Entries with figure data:
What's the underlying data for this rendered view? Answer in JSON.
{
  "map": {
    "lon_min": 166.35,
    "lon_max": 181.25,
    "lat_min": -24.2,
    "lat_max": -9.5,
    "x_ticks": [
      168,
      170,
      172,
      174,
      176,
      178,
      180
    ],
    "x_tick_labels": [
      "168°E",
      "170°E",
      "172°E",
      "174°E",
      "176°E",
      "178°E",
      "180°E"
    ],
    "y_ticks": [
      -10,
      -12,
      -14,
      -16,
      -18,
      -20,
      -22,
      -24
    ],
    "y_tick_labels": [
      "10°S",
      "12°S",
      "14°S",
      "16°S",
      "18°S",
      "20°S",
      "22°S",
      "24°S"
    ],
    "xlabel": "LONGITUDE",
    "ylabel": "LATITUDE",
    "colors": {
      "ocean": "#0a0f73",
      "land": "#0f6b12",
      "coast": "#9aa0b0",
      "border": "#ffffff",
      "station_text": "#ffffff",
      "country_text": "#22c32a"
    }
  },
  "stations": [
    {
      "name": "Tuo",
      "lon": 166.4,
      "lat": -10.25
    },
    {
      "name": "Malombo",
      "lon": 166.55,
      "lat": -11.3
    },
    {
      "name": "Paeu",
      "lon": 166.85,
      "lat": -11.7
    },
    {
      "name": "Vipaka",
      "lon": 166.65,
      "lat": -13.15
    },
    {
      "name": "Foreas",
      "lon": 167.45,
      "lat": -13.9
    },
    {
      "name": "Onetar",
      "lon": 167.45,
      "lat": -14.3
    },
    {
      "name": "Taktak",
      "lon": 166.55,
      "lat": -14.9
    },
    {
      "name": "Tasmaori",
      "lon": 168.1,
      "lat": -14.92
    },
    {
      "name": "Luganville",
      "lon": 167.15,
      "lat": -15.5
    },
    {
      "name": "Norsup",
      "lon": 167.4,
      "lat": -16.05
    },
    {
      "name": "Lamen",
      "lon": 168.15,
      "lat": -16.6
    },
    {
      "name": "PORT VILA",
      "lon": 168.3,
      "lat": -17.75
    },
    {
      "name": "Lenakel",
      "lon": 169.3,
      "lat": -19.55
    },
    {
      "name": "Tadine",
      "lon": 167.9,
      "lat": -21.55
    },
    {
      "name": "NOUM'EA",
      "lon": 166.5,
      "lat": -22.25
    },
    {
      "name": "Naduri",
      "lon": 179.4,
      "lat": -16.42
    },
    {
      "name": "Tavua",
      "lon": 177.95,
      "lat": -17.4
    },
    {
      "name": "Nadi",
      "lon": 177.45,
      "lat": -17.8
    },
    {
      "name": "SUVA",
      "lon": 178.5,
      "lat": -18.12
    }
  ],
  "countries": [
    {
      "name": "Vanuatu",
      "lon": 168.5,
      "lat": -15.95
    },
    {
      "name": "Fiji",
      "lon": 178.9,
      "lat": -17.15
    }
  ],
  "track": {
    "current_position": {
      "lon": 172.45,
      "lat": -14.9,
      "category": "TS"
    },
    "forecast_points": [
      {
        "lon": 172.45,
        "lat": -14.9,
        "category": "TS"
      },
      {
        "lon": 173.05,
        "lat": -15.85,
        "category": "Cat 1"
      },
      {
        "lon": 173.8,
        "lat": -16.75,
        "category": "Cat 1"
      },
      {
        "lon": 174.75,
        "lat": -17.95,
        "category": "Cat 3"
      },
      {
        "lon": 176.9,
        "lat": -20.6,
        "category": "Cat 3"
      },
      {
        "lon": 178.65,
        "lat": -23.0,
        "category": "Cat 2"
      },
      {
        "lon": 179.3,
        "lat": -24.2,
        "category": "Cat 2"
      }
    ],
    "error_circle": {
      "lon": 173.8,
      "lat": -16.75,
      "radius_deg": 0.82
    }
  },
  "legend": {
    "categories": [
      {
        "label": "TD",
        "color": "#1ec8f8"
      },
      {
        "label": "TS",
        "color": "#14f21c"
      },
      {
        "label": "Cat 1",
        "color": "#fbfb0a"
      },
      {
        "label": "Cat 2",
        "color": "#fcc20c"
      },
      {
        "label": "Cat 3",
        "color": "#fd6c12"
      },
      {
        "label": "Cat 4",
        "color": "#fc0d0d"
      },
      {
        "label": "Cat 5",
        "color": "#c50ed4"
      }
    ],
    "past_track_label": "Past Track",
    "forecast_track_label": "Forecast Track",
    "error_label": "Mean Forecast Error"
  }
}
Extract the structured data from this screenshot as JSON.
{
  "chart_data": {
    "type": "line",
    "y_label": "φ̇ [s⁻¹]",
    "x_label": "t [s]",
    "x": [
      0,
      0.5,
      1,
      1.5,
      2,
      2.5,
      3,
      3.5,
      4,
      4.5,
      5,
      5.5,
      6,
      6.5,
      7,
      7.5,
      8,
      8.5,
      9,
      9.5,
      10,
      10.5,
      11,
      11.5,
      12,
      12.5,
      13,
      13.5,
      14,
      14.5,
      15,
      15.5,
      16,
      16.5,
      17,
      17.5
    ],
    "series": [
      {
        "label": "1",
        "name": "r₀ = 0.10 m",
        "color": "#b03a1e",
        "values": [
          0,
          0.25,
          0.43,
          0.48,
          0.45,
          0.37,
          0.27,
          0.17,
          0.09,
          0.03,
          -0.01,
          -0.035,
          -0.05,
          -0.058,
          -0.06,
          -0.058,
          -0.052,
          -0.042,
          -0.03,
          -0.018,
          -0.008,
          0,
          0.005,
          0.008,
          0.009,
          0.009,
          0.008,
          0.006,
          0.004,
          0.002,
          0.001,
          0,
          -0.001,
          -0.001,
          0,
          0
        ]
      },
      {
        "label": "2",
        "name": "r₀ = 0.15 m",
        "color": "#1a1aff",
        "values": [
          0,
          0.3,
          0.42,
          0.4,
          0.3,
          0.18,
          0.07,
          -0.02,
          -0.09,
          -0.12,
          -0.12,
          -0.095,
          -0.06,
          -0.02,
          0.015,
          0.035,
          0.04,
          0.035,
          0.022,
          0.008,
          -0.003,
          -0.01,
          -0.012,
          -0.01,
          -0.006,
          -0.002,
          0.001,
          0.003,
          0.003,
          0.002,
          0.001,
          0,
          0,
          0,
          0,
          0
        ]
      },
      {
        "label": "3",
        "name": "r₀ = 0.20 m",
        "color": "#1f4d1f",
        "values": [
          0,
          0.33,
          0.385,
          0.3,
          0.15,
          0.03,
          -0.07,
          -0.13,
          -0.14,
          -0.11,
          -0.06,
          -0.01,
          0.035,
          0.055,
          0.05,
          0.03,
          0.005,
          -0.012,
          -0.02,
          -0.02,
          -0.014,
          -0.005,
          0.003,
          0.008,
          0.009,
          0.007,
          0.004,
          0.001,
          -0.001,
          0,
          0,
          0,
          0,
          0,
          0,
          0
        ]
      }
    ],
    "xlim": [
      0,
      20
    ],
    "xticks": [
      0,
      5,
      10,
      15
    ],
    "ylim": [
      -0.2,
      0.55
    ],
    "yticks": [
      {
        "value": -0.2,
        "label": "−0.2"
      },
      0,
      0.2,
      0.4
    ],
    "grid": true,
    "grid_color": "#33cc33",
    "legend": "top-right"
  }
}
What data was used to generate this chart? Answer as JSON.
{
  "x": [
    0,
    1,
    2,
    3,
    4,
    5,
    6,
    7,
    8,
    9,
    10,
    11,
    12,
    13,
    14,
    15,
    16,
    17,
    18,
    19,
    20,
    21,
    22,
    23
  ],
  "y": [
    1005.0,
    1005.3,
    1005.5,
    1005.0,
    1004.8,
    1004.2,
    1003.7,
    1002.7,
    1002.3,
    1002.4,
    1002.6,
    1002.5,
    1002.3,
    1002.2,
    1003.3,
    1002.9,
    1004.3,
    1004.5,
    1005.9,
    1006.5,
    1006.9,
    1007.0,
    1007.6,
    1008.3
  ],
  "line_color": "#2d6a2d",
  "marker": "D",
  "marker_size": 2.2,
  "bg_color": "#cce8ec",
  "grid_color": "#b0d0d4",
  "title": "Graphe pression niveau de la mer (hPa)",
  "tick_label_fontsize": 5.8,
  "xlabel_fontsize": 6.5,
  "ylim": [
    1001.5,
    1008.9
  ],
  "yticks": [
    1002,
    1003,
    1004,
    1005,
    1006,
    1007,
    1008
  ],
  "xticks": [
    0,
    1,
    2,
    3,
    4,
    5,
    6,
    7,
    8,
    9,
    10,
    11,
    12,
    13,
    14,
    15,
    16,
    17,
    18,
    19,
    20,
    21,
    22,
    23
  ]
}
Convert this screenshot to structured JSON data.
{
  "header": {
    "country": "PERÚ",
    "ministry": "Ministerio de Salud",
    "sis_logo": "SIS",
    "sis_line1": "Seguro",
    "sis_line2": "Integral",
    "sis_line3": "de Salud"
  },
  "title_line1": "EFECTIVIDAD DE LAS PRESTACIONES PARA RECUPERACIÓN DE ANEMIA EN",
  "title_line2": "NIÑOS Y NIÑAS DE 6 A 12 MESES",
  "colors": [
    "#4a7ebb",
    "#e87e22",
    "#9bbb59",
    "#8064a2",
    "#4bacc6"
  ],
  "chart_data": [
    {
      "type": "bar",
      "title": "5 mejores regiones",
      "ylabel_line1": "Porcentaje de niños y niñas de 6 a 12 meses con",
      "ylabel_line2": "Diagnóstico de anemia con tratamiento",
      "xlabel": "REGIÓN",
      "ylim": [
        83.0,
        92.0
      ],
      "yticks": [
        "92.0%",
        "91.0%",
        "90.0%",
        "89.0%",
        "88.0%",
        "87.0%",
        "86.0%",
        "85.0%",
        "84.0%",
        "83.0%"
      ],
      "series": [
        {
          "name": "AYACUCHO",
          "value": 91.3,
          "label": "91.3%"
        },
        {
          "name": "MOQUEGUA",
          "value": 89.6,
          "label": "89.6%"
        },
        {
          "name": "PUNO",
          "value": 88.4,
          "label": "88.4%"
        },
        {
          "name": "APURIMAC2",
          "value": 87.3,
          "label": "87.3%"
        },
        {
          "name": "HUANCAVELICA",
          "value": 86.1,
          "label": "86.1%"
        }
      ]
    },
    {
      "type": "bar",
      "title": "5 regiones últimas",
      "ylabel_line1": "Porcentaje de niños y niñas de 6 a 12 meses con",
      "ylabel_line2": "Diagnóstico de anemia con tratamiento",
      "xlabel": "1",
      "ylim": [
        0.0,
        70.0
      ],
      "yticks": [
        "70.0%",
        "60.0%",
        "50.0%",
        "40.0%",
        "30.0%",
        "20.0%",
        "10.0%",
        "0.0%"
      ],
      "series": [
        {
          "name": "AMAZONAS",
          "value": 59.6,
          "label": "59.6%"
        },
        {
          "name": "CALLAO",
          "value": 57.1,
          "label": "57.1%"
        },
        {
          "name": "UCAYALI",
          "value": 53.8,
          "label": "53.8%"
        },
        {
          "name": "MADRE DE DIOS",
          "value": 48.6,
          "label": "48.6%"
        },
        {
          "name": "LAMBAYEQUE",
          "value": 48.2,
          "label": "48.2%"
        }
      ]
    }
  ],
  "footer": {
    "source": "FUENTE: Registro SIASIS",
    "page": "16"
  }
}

- Exercise requirements
Show the lines of the material that contain the word "JSON".

- Solution
What's the underlying data for this rendered view? Answer in JSON.
Extract the structured data from this screenshot as JSON.
What data was used to generate this chart? Answer as JSON.
Convert this screenshot to structured JSON data.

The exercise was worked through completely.